%%

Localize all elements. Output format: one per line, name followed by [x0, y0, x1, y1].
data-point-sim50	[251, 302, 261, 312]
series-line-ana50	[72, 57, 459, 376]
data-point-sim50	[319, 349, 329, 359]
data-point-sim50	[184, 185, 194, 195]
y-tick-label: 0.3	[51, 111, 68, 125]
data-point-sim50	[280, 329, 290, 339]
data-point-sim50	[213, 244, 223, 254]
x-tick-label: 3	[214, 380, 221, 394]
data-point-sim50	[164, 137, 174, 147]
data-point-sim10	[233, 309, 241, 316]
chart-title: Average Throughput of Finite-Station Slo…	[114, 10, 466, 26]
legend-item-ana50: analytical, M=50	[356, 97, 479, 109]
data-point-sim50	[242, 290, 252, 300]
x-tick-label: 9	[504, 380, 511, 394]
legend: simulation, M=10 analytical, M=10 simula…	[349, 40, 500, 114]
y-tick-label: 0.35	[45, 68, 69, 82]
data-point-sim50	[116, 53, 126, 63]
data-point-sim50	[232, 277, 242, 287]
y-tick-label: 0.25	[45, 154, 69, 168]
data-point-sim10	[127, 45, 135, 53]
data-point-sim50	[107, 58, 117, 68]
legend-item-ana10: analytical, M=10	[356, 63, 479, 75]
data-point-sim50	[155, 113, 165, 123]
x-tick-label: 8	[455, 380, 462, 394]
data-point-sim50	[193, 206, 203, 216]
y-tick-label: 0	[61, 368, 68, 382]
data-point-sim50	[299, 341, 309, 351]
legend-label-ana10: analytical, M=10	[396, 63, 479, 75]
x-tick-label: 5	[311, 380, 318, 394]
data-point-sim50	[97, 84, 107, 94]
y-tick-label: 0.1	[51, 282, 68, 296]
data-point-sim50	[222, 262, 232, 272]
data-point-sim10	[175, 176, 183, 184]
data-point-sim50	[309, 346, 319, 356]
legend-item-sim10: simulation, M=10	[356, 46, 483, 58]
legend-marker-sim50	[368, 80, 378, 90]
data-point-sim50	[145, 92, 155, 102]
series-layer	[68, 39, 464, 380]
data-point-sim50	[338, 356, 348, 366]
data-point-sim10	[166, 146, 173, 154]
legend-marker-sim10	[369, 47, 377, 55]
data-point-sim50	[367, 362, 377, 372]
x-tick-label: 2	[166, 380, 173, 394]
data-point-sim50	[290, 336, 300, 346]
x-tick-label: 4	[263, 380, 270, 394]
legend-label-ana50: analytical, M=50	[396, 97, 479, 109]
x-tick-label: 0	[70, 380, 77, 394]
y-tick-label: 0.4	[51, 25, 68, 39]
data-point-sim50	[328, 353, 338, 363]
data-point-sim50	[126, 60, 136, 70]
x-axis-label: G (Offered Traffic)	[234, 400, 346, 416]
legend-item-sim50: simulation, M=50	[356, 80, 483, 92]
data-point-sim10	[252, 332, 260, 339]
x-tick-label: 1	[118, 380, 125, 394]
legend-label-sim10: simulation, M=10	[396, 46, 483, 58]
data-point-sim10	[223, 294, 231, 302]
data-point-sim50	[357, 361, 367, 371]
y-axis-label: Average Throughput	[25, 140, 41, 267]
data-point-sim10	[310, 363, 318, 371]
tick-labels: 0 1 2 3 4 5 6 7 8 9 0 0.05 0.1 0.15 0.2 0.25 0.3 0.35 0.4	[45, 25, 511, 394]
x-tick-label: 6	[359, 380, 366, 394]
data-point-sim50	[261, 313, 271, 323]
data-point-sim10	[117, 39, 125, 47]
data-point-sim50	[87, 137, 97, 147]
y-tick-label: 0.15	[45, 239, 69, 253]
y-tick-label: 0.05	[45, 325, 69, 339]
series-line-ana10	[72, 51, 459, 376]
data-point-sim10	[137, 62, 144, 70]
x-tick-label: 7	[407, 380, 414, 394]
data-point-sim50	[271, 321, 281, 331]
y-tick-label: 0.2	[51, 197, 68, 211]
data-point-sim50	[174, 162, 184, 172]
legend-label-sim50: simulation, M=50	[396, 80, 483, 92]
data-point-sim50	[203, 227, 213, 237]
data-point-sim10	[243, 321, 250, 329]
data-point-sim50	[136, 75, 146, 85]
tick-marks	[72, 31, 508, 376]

%%

PROBLEM TO WORK ON » Copy out the listing above word for word, from its first line down through the line that contains "chart-title: Average Throughput".

SOLUTION FOR THIS EXERCISE »
Localize all elements. Output format: one per line, name followed by [x0, y0, x1, y1].
data-point-sim50	[251, 302, 261, 312]
series-line-ana50	[72, 57, 459, 376]
data-point-sim50	[319, 349, 329, 359]
data-point-sim50	[184, 185, 194, 195]
y-tick-label: 0.3	[51, 111, 68, 125]
data-point-sim50	[280, 329, 290, 339]
data-point-sim50	[213, 244, 223, 254]
x-tick-label: 3	[214, 380, 221, 394]
data-point-sim50	[164, 137, 174, 147]
data-point-sim10	[233, 309, 241, 316]
chart-title: Average Throughput of Finite-Station Slo…	[114, 10, 466, 26]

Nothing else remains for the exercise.